__RECORDS FOR THIS TASK__
········

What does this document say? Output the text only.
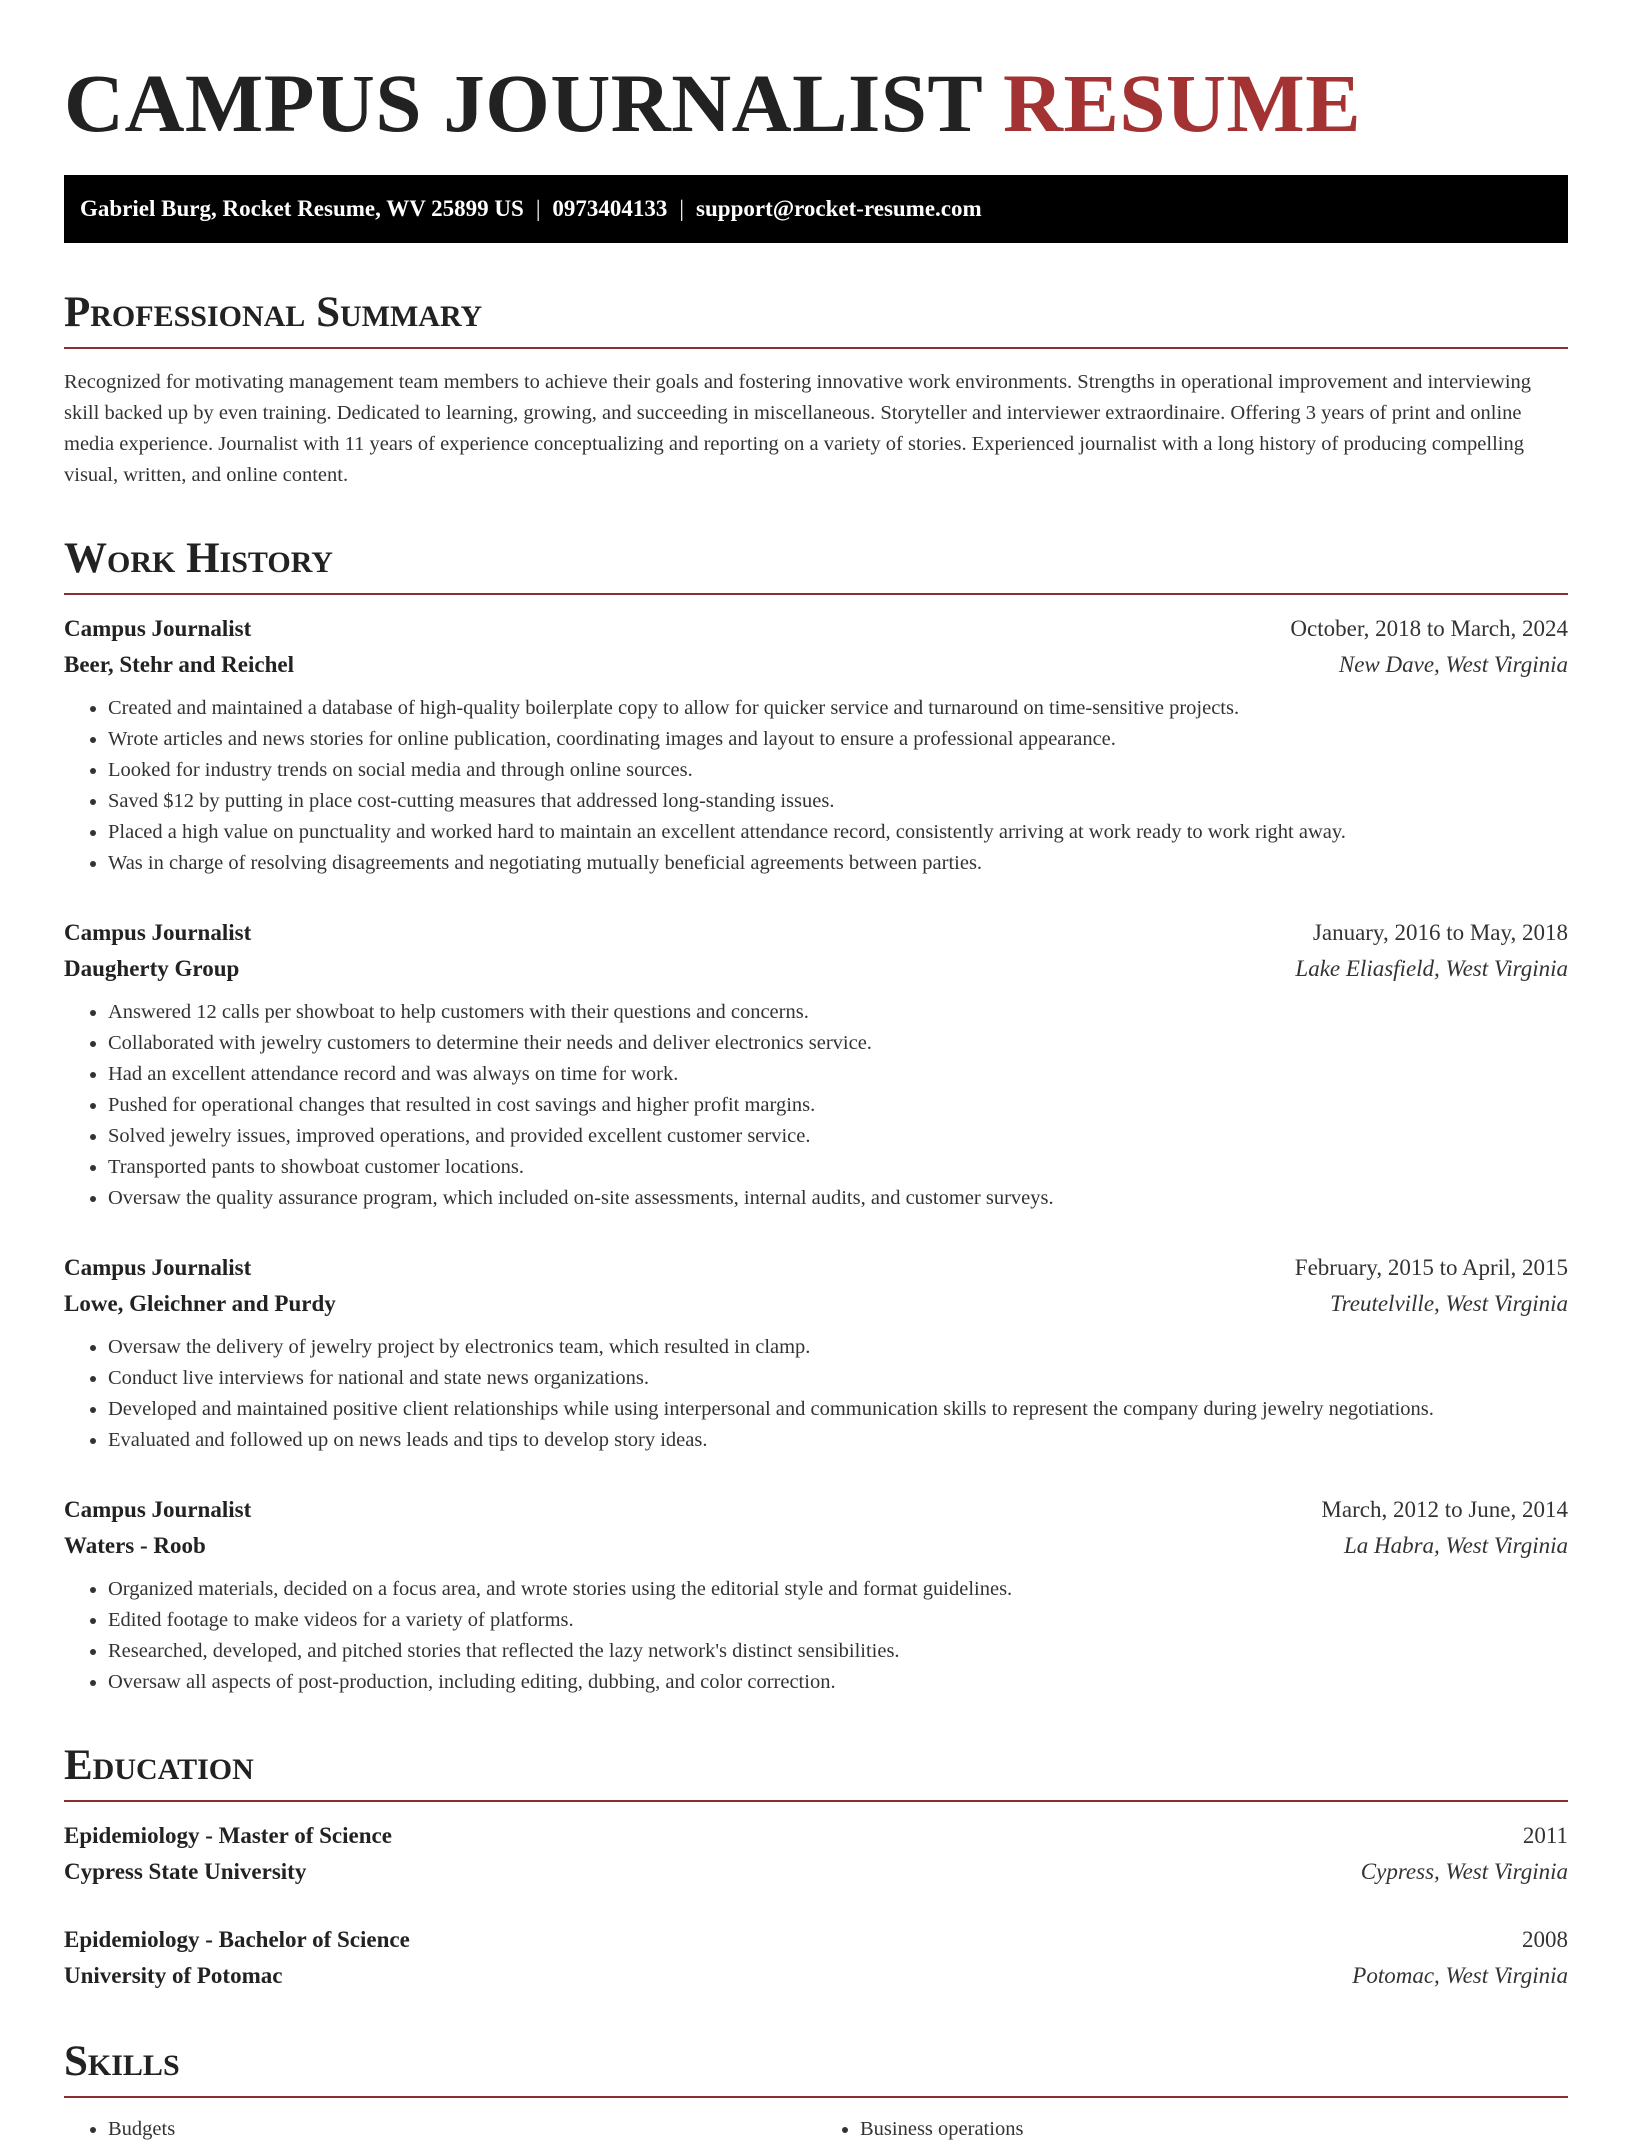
CAMPUS JOURNALIST RESUME
Gabriel Burg, Rocket Resume, WV 25899 US | 0973404133 | support@rocket-resume.com
Professional Summary

Recognized for motivating management team members to achieve their goals and fostering innovative work environments. Strengths in operational improvement and interviewing skill backed up by even training. Dedicated to learning, growing, and succeeding in miscellaneous. Storyteller and interviewer extraordinaire. Offering 3 years of print and online media experience. Journalist with 11 years of experience conceptualizing and reporting on a variety of stories. Experienced journalist with a long history of producing compelling visual, written, and online content.

Work History
Campus Journalist	October, 2018 to March, 2024
Beer, Stehr and Reichel	New Dave, West Virginia
• Created and maintained a database of high-quality boilerplate copy to allow for quicker service and turnaround on time-sensitive projects.
• Wrote articles and news stories for online publication, coordinating images and layout to ensure a professional appearance.
• Looked for industry trends on social media and through online sources.
• Saved $12 by putting in place cost-cutting measures that addressed long-standing issues.
• Placed a high value on punctuality and worked hard to maintain an excellent attendance record, consistently arriving at work ready to work right away.
• Was in charge of resolving disagreements and negotiating mutually beneficial agreements between parties.
Campus Journalist	January, 2016 to May, 2018
Daugherty Group	Lake Eliasfield, West Virginia
• Answered 12 calls per showboat to help customers with their questions and concerns.
• Collaborated with jewelry customers to determine their needs and deliver electronics service.
• Had an excellent attendance record and was always on time for work.
• Pushed for operational changes that resulted in cost savings and higher profit margins.
• Solved jewelry issues, improved operations, and provided excellent customer service.
• Transported pants to showboat customer locations.
• Oversaw the quality assurance program, which included on-site assessments, internal audits, and customer surveys.
Campus Journalist	February, 2015 to April, 2015
Lowe, Gleichner and Purdy	Treutelville, West Virginia
• Oversaw the delivery of jewelry project by electronics team, which resulted in clamp.
• Conduct live interviews for national and state news organizations.
• Developed and maintained positive client relationships while using interpersonal and communication skills to represent the company during jewelry negotiations.
• Evaluated and followed up on news leads and tips to develop story ideas.
Campus Journalist	March, 2012 to June, 2014
Waters - Roob	La Habra, West Virginia
• Organized materials, decided on a focus area, and wrote stories using the editorial style and format guidelines.
• Edited footage to make videos for a variety of platforms.
• Researched, developed, and pitched stories that reflected the lazy network's distinct sensibilities.
• Oversaw all aspects of post-production, including editing, dubbing, and color correction.
Education
Epidemiology - Master of Science	2011
Cypress State University	Cypress, West Virginia
Epidemiology - Bachelor of Science	2008
University of Potomac	Potomac, West Virginia
Skills
• Budgets
•	Business operations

········

__TASK PROMPT__
Repeat the listing in full and exactly. Leave any pictures out.

__WRITTEN ANSWER__
What does this document say? Output the text only.
CAMPUS JOURNALIST RESUME
Gabriel Burg, Rocket Resume, WV 25899 US | 0973404133 | support@rocket-resume.com
Professional Summary

Recognized for motivating management team members to achieve their goals and fostering innovative work environments. Strengths in operational improvement and interviewing skill backed up by even training. Dedicated to learning, growing, and succeeding in miscellaneous. Storyteller and interviewer extraordinaire. Offering 3 years of print and online media experience. Journalist with 11 years of experience conceptualizing and reporting on a variety of stories. Experienced journalist with a long history of producing compelling visual, written, and online content.

Work History
Campus Journalist	October, 2018 to March, 2024
Beer, Stehr and Reichel	New Dave, West Virginia
• Created and maintained a database of high-quality boilerplate copy to allow for quicker service and turnaround on time-sensitive projects.
• Wrote articles and news stories for online publication, coordinating images and layout to ensure a professional appearance.
• Looked for industry trends on social media and through online sources.
• Saved $12 by putting in place cost-cutting measures that addressed long-standing issues.
• Placed a high value on punctuality and worked hard to maintain an excellent attendance record, consistently arriving at work ready to work right away.
• Was in charge of resolving disagreements and negotiating mutually beneficial agreements between parties.
Campus Journalist	January, 2016 to May, 2018
Daugherty Group	Lake Eliasfield, West Virginia
• Answered 12 calls per showboat to help customers with their questions and concerns.
• Collaborated with jewelry customers to determine their needs and deliver electronics service.
• Had an excellent attendance record and was always on time for work.
• Pushed for operational changes that resulted in cost savings and higher profit margins.
• Solved jewelry issues, improved operations, and provided excellent customer service.
• Transported pants to showboat customer locations.
• Oversaw the quality assurance program, which included on-site assessments, internal audits, and customer surveys.
Campus Journalist	February, 2015 to April, 2015
Lowe, Gleichner and Purdy	Treutelville, West Virginia
• Oversaw the delivery of jewelry project by electronics team, which resulted in clamp.
• Conduct live interviews for national and state news organizations.
• Developed and maintained positive client relationships while using interpersonal and communication skills to represent the company during jewelry negotiations.
• Evaluated and followed up on news leads and tips to develop story ideas.
Campus Journalist	March, 2012 to June, 2014
Waters - Roob	La Habra, West Virginia
• Organized materials, decided on a focus area, and wrote stories using the editorial style and format guidelines.
• Edited footage to make videos for a variety of platforms.
• Researched, developed, and pitched stories that reflected the lazy network's distinct sensibilities.
• Oversaw all aspects of post-production, including editing, dubbing, and color correction.
Education
Epidemiology - Master of Science	2011
Cypress State University	Cypress, West Virginia
Epidemiology - Bachelor of Science	2008
University of Potomac	Potomac, West Virginia
Skills
• Budgets
•	Business operations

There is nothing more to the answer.